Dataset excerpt
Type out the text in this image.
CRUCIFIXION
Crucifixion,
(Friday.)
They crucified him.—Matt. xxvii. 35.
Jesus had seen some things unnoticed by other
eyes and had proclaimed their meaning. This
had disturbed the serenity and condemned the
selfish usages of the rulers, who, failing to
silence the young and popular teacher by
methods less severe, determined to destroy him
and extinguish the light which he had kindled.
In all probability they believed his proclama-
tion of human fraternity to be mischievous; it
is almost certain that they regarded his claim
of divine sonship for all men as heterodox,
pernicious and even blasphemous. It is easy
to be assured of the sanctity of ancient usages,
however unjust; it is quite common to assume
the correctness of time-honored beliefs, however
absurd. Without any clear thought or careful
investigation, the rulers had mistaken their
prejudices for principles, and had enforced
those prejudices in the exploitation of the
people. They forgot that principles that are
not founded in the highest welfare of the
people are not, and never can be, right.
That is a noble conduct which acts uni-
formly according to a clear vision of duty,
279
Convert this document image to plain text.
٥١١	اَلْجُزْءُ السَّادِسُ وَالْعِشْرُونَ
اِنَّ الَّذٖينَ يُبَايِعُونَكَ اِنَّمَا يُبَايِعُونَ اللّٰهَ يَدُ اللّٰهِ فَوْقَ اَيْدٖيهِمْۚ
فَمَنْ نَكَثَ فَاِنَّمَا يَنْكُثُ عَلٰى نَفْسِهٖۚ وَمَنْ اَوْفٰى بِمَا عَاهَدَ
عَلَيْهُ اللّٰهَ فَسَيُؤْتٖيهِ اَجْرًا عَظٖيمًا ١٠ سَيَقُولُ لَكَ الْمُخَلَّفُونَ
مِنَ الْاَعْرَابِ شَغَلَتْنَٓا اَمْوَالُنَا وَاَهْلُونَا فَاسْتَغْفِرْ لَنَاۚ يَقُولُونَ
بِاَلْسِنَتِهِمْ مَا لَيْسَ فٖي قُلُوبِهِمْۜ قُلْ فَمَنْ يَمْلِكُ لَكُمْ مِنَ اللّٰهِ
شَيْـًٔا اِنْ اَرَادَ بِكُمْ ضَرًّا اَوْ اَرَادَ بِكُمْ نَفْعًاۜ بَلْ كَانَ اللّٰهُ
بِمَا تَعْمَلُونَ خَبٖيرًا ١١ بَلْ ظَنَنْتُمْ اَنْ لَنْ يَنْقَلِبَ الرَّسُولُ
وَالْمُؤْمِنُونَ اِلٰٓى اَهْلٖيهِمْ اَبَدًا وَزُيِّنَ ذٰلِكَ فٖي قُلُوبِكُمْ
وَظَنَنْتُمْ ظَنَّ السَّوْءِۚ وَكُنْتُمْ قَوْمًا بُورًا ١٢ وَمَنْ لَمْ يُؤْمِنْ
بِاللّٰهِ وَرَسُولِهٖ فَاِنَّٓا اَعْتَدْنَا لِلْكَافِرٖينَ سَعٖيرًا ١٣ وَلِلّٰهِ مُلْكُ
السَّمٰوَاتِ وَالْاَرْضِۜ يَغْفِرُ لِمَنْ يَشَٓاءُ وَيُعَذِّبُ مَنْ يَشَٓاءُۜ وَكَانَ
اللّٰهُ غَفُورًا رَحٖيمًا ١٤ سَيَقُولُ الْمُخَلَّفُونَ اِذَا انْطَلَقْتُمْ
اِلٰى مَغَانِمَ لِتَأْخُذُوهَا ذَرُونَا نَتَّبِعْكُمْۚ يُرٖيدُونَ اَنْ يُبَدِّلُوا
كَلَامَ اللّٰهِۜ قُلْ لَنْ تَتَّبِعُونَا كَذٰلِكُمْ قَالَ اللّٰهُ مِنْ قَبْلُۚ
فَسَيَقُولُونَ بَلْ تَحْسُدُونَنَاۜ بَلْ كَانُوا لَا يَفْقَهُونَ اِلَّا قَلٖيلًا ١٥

SHORT PROBLEM: Above are the records; retype every one exactly.

EXERCISE OUTPUT:
Type out the text in this image.
CRUCIFIXION
Crucifixion,
(Friday.)
They crucified him.—Matt. xxvii. 35.
Jesus had seen some things unnoticed by other
eyes and had proclaimed their meaning. This
had disturbed the serenity and condemned the
selfish usages of the rulers, who, failing to
silence the young and popular teacher by
methods less severe, determined to destroy him
and extinguish the light which he had kindled.
In all probability they believed his proclama-
tion of human fraternity to be mischievous; it
is almost certain that they regarded his claim
of divine sonship for all men as heterodox,
pernicious and even blasphemous. It is easy
to be assured of the sanctity of ancient usages,
however unjust; it is quite common to assume
the correctness of time-honored beliefs, however
absurd. Without any clear thought or careful
investigation, the rulers had mistaken their
prejudices for principles, and had enforced
those prejudices in the exploitation of the
people. They forgot that principles that are
not founded in the highest welfare of the
people are not, and never can be, right.
That is a noble conduct which acts uni-
formly according to a clear vision of duty,
279
Convert this document image to plain text.
٥١١	اَلْجُزْءُ السَّادِسُ وَالْعِشْرُونَ
اِنَّ الَّذٖينَ يُبَايِعُونَكَ اِنَّمَا يُبَايِعُونَ اللّٰهَ يَدُ اللّٰهِ فَوْقَ اَيْدٖيهِمْۚ
فَمَنْ نَكَثَ فَاِنَّمَا يَنْكُثُ عَلٰى نَفْسِهٖۚ وَمَنْ اَوْفٰى بِمَا عَاهَدَ
عَلَيْهُ اللّٰهَ فَسَيُؤْتٖيهِ اَجْرًا عَظٖيمًا ١٠ سَيَقُولُ لَكَ الْمُخَلَّفُونَ
مِنَ الْاَعْرَابِ شَغَلَتْنَٓا اَمْوَالُنَا وَاَهْلُونَا فَاسْتَغْفِرْ لَنَاۚ يَقُولُونَ
بِاَلْسِنَتِهِمْ مَا لَيْسَ فٖي قُلُوبِهِمْۜ قُلْ فَمَنْ يَمْلِكُ لَكُمْ مِنَ اللّٰهِ
شَيْـًٔا اِنْ اَرَادَ بِكُمْ ضَرًّا اَوْ اَرَادَ بِكُمْ نَفْعًاۜ بَلْ كَانَ اللّٰهُ
بِمَا تَعْمَلُونَ خَبٖيرًا ١١ بَلْ ظَنَنْتُمْ اَنْ لَنْ يَنْقَلِبَ الرَّسُولُ
وَالْمُؤْمِنُونَ اِلٰٓى اَهْلٖيهِمْ اَبَدًا وَزُيِّنَ ذٰلِكَ فٖي قُلُوبِكُمْ
وَظَنَنْتُمْ ظَنَّ السَّوْءِۚ وَكُنْتُمْ قَوْمًا بُورًا ١٢ وَمَنْ لَمْ يُؤْمِنْ
بِاللّٰهِ وَرَسُولِهٖ فَاِنَّٓا اَعْتَدْنَا لِلْكَافِرٖينَ سَعٖيرًا ١٣ وَلِلّٰهِ مُلْكُ
السَّمٰوَاتِ وَالْاَرْضِۜ يَغْفِرُ لِمَنْ يَشَٓاءُ وَيُعَذِّبُ مَنْ يَشَٓاءُۜ وَكَانَ
اللّٰهُ غَفُورًا رَحٖيمًا ١٤ سَيَقُولُ الْمُخَلَّفُونَ اِذَا انْطَلَقْتُمْ
اِلٰى مَغَانِمَ لِتَأْخُذُوهَا ذَرُونَا نَتَّبِعْكُمْۚ يُرٖيدُونَ اَنْ يُبَدِّلُوا
كَلَامَ اللّٰهِۜ قُلْ لَنْ تَتَّبِعُونَا كَذٰلِكُمْ قَالَ اللّٰهُ مِنْ قَبْلُۚ
فَسَيَقُولُونَ بَلْ تَحْسُدُونَنَاۜ بَلْ كَانُوا لَا يَفْقَهُونَ اِلَّا قَلٖيلًا ١٥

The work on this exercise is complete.